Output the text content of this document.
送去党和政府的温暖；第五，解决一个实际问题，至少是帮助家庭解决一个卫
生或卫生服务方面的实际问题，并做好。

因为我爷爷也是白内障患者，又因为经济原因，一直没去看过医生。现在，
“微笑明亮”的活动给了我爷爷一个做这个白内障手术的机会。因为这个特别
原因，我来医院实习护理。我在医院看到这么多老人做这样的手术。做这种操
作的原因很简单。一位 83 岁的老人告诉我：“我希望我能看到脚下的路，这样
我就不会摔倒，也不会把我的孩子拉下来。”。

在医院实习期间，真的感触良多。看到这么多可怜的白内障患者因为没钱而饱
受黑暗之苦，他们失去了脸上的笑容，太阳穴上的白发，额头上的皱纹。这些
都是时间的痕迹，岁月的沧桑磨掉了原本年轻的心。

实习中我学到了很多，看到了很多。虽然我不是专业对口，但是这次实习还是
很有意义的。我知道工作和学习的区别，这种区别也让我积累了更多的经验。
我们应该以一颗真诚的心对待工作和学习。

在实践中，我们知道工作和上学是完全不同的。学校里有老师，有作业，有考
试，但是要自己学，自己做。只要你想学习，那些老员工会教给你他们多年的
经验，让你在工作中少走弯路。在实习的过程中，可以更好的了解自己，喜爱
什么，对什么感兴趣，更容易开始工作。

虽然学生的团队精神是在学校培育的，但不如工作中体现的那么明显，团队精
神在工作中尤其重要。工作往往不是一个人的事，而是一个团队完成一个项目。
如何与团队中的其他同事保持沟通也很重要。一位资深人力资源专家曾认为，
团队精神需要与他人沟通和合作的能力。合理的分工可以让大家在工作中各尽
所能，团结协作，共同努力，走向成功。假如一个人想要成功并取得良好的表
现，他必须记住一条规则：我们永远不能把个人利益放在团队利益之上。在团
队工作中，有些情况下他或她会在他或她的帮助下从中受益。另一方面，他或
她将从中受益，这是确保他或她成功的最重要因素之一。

CHALLENGE => Faithfully reproduce all of the records, character for character.

SOLUTION =>
Output the text content of this document.
送去党和政府的温暖；第五，解决一个实际问题，至少是帮助家庭解决一个卫
生或卫生服务方面的实际问题，并做好。

因为我爷爷也是白内障患者，又因为经济原因，一直没去看过医生。现在，
“微笑明亮”的活动给了我爷爷一个做这个白内障手术的机会。因为这个特别
原因，我来医院实习护理。我在医院看到这么多老人做这样的手术。做这种操
作的原因很简单。一位 83 岁的老人告诉我：“我希望我能看到脚下的路，这样
我就不会摔倒，也不会把我的孩子拉下来。”。

在医院实习期间，真的感触良多。看到这么多可怜的白内障患者因为没钱而饱
受黑暗之苦，他们失去了脸上的笑容，太阳穴上的白发，额头上的皱纹。这些
都是时间的痕迹，岁月的沧桑磨掉了原本年轻的心。

实习中我学到了很多，看到了很多。虽然我不是专业对口，但是这次实习还是
很有意义的。我知道工作和学习的区别，这种区别也让我积累了更多的经验。
我们应该以一颗真诚的心对待工作和学习。

在实践中，我们知道工作和上学是完全不同的。学校里有老师，有作业，有考
试，但是要自己学，自己做。只要你想学习，那些老员工会教给你他们多年的
经验，让你在工作中少走弯路。在实习的过程中，可以更好的了解自己，喜爱
什么，对什么感兴趣，更容易开始工作。

虽然学生的团队精神是在学校培育的，但不如工作中体现的那么明显，团队精
神在工作中尤其重要。工作往往不是一个人的事，而是一个团队完成一个项目。
如何与团队中的其他同事保持沟通也很重要。一位资深人力资源专家曾认为，
团队精神需要与他人沟通和合作的能力。合理的分工可以让大家在工作中各尽
所能，团结协作，共同努力，走向成功。假如一个人想要成功并取得良好的表
现，他必须记住一条规则：我们永远不能把个人利益放在团队利益之上。在团
队工作中，有些情况下他或她会在他或她的帮助下从中受益。另一方面，他或
她将从中受益，这是确保他或她成功的最重要因素之一。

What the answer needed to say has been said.